• _AIM_
Gather each line in the entries that includes the string "screenshot".

Collected data entries:

>>>>>

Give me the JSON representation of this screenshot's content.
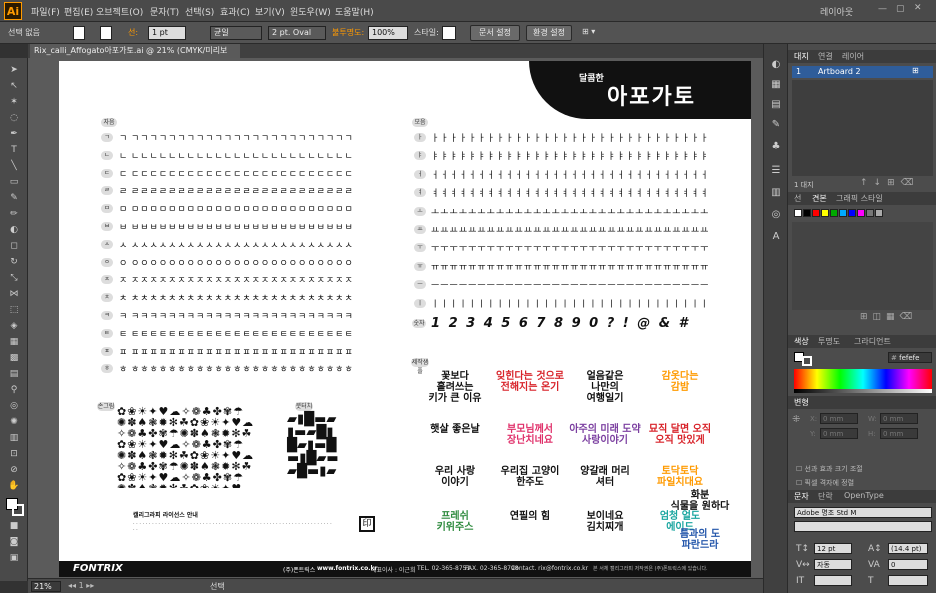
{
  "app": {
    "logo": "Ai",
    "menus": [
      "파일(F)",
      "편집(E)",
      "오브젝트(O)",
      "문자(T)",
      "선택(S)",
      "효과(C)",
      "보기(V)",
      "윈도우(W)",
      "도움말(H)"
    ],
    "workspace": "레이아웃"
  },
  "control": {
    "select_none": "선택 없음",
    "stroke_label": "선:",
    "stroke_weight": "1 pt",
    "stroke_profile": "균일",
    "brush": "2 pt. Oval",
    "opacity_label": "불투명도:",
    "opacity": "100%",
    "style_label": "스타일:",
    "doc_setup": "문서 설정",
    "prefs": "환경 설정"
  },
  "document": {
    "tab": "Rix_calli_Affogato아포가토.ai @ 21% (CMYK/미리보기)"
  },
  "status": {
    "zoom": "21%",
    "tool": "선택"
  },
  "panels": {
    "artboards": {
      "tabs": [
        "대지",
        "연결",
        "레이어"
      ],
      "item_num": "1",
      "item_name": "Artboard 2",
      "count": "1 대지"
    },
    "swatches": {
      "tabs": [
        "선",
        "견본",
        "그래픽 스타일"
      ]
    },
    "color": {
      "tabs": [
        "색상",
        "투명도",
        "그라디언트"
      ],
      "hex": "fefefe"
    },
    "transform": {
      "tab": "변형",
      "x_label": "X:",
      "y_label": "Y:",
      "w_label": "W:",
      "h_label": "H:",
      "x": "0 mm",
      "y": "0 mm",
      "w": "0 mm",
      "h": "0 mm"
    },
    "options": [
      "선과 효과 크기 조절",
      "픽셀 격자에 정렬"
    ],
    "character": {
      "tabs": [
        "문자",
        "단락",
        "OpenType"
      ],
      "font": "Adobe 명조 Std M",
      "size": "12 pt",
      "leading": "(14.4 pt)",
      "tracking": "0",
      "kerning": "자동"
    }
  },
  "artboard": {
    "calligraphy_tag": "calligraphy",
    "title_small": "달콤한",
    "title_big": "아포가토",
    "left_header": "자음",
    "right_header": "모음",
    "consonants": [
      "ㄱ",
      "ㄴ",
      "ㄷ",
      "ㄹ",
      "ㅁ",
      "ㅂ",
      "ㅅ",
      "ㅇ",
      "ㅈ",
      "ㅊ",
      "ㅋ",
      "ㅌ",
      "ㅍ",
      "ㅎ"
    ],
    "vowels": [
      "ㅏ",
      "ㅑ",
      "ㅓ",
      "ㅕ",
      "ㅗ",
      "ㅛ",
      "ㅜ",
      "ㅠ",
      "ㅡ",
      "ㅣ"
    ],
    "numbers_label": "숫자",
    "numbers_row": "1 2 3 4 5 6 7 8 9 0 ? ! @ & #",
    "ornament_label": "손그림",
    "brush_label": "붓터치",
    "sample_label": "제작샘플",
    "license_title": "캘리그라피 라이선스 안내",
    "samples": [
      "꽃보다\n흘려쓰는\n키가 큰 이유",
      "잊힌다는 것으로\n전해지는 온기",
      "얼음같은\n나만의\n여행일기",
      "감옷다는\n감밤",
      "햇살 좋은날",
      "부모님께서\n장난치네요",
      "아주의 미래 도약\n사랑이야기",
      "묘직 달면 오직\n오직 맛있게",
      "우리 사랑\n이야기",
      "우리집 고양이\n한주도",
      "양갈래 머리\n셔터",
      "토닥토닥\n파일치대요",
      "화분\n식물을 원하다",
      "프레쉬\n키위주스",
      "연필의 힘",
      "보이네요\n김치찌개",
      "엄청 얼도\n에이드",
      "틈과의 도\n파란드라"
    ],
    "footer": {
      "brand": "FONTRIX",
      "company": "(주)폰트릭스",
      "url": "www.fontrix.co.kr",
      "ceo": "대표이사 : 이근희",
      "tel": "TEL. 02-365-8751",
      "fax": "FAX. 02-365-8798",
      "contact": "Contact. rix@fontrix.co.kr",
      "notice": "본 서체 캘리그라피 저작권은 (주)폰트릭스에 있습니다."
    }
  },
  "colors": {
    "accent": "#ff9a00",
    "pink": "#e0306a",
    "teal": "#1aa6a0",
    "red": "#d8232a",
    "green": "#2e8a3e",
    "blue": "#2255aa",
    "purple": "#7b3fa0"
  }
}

<<<<<
>>>>>

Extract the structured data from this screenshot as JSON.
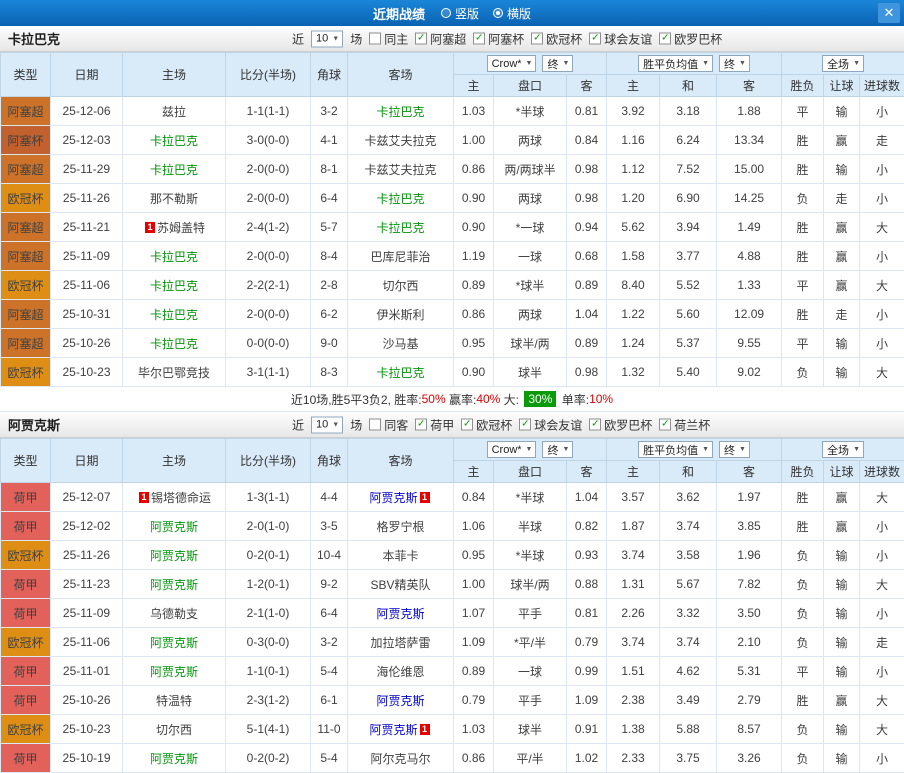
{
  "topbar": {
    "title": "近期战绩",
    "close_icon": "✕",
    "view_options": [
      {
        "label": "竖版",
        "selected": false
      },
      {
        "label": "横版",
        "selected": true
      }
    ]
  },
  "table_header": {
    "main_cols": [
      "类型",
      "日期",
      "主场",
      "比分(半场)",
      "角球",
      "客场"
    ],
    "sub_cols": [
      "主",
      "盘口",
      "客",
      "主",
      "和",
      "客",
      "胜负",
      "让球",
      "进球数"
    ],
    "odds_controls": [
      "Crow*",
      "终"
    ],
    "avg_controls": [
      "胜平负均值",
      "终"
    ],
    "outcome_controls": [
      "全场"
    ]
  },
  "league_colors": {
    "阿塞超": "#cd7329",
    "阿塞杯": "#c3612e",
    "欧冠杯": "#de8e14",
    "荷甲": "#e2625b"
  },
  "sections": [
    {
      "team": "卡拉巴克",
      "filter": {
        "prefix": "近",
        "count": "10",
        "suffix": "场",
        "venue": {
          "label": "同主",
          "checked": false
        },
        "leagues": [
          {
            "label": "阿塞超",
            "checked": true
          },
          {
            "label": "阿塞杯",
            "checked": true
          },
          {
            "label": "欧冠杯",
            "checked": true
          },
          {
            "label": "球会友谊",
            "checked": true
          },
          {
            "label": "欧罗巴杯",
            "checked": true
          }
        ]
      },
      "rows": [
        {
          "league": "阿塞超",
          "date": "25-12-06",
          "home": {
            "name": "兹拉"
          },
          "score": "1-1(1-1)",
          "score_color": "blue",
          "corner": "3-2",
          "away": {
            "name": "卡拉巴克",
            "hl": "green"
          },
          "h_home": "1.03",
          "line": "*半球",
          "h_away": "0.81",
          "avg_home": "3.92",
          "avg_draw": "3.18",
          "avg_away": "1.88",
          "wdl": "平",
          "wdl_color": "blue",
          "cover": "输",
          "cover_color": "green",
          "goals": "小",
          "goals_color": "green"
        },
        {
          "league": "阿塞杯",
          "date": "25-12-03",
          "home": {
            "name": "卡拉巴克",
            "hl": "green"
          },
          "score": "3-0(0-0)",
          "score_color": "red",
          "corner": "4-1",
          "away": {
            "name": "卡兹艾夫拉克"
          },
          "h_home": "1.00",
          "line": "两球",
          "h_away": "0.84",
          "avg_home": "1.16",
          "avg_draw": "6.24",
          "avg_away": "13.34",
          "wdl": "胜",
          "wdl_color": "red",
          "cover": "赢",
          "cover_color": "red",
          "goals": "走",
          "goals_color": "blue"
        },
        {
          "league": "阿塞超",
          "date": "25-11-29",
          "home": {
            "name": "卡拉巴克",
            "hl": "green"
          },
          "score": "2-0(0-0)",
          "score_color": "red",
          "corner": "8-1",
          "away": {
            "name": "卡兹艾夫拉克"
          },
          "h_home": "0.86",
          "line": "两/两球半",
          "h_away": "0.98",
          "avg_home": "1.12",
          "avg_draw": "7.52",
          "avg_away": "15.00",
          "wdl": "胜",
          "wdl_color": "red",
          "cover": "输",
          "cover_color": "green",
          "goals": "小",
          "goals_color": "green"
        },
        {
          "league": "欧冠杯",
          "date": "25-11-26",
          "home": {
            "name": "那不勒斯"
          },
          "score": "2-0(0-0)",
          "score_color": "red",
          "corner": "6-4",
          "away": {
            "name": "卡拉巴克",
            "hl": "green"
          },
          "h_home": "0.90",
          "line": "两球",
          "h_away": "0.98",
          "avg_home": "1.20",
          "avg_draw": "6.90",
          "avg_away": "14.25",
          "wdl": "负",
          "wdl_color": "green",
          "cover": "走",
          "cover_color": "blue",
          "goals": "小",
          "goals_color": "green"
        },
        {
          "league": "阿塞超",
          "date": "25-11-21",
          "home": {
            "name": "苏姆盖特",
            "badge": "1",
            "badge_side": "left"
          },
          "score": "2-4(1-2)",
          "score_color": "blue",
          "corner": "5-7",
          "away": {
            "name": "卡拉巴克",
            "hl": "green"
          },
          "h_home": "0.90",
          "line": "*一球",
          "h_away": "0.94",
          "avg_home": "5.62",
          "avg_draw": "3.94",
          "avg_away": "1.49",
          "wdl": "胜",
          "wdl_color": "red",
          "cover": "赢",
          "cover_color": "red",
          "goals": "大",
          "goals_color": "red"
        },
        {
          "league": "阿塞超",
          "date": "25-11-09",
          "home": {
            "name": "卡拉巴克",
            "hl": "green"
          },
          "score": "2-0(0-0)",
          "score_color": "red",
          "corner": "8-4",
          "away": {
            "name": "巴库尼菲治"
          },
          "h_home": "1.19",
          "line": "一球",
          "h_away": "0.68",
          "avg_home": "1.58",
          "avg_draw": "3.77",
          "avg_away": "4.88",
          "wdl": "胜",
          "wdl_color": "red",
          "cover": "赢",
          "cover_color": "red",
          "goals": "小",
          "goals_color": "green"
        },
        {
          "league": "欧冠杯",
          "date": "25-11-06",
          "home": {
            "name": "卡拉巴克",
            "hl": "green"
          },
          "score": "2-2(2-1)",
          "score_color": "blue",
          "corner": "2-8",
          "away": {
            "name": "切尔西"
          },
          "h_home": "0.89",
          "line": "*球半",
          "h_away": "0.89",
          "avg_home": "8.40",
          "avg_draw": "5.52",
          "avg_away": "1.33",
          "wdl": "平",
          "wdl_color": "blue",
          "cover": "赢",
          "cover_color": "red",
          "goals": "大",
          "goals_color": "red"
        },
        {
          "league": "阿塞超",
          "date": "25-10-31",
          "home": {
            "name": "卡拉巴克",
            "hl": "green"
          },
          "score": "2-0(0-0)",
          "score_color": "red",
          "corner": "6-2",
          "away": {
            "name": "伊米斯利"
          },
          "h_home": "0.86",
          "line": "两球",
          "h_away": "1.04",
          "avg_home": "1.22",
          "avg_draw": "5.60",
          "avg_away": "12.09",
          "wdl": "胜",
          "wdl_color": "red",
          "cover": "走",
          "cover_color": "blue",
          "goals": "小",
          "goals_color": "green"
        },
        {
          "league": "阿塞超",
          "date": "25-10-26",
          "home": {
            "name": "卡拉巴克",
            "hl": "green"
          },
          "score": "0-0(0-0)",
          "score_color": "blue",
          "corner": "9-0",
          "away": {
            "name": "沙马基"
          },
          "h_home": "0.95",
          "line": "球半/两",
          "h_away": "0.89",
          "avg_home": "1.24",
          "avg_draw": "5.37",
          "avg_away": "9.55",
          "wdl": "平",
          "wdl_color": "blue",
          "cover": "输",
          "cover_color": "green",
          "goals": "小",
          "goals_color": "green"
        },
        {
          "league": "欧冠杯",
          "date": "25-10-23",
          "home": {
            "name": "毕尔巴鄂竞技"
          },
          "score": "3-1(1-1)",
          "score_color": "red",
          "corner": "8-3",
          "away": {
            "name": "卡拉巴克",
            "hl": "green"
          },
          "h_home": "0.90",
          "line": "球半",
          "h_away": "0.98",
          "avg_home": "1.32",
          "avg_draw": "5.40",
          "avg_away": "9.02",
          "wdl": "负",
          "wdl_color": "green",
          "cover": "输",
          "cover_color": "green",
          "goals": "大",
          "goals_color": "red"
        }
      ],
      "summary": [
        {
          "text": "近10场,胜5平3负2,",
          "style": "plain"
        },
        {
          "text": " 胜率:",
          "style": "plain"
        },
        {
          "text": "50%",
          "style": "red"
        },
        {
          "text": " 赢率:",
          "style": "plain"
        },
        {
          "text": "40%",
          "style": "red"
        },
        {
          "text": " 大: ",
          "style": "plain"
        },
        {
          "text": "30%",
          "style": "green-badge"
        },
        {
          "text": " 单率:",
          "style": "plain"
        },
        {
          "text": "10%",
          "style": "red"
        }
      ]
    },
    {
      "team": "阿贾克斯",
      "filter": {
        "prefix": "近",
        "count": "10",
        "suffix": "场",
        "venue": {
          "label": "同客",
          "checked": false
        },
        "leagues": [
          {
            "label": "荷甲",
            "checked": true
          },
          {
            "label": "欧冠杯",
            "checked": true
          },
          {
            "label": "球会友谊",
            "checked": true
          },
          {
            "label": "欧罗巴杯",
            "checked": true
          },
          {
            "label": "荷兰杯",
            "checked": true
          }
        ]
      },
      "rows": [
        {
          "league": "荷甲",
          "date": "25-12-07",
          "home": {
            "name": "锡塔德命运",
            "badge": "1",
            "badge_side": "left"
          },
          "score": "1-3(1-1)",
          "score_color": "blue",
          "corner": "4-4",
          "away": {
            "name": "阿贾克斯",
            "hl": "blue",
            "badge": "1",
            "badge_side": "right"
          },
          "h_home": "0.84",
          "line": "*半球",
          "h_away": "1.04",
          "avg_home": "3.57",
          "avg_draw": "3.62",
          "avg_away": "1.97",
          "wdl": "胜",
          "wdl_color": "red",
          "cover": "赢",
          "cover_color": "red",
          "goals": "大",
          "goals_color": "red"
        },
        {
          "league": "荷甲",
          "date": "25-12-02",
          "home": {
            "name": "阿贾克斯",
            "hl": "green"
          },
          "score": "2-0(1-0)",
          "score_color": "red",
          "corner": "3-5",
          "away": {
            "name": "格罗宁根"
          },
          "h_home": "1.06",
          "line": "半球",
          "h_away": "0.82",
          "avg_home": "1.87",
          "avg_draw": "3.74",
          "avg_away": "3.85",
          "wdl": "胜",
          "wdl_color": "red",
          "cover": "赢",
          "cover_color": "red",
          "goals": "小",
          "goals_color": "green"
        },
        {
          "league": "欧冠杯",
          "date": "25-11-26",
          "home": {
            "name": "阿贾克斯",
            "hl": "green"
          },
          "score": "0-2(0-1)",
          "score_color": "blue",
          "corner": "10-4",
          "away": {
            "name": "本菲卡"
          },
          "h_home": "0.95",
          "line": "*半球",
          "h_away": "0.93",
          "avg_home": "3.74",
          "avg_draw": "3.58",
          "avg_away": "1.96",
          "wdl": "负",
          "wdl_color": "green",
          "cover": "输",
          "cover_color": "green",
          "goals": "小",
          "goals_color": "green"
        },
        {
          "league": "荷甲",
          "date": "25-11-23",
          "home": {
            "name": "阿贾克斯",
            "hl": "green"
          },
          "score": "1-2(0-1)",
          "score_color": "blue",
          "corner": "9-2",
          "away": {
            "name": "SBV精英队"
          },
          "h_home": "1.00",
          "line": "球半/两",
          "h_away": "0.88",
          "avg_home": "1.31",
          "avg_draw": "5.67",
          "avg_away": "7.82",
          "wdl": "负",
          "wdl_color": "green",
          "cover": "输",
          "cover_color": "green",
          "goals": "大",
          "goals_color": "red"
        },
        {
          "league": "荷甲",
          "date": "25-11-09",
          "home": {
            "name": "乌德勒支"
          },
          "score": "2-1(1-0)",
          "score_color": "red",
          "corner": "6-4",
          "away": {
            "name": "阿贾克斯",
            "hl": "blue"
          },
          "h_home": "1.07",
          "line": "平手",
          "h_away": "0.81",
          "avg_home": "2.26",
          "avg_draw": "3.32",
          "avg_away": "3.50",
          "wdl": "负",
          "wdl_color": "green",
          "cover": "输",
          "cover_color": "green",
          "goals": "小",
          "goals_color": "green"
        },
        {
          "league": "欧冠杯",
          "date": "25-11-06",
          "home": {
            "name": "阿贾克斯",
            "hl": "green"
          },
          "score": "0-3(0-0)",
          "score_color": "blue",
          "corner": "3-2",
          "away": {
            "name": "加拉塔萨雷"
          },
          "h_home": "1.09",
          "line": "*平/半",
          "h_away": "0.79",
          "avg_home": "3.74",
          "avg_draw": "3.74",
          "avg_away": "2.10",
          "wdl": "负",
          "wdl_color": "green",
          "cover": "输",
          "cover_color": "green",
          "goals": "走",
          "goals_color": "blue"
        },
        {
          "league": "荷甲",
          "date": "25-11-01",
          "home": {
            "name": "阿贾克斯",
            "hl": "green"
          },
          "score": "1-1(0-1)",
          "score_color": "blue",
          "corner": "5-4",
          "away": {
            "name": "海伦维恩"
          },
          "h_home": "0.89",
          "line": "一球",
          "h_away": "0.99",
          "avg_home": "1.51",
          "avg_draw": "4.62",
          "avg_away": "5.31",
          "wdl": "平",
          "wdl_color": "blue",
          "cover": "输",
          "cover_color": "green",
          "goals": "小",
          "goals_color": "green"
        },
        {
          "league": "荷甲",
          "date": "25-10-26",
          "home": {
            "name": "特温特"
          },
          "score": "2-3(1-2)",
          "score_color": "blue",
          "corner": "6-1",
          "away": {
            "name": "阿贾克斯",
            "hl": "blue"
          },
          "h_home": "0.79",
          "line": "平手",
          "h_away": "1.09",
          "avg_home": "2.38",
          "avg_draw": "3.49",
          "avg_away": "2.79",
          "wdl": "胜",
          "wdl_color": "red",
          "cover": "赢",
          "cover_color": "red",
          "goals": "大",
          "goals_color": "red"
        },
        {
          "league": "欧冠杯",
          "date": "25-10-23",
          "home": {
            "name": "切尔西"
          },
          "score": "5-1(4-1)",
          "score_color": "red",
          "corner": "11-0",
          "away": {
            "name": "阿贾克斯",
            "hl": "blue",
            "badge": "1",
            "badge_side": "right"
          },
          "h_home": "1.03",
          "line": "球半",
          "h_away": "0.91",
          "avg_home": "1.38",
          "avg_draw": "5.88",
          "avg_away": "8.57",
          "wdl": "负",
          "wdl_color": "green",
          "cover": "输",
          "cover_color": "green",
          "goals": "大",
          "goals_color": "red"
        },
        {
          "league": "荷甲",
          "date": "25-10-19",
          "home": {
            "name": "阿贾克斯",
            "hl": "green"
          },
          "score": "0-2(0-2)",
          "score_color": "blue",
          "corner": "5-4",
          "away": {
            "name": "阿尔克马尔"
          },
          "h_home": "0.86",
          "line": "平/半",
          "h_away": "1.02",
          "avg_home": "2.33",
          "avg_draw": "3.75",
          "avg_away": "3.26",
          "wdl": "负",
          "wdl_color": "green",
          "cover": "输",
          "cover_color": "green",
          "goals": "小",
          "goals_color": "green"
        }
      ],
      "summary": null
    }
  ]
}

<<<<<

• _OUTPUT BELOW_
Give me the JSON representation of this screenshot's content.
Extract the structured data from this screenshot as JSON.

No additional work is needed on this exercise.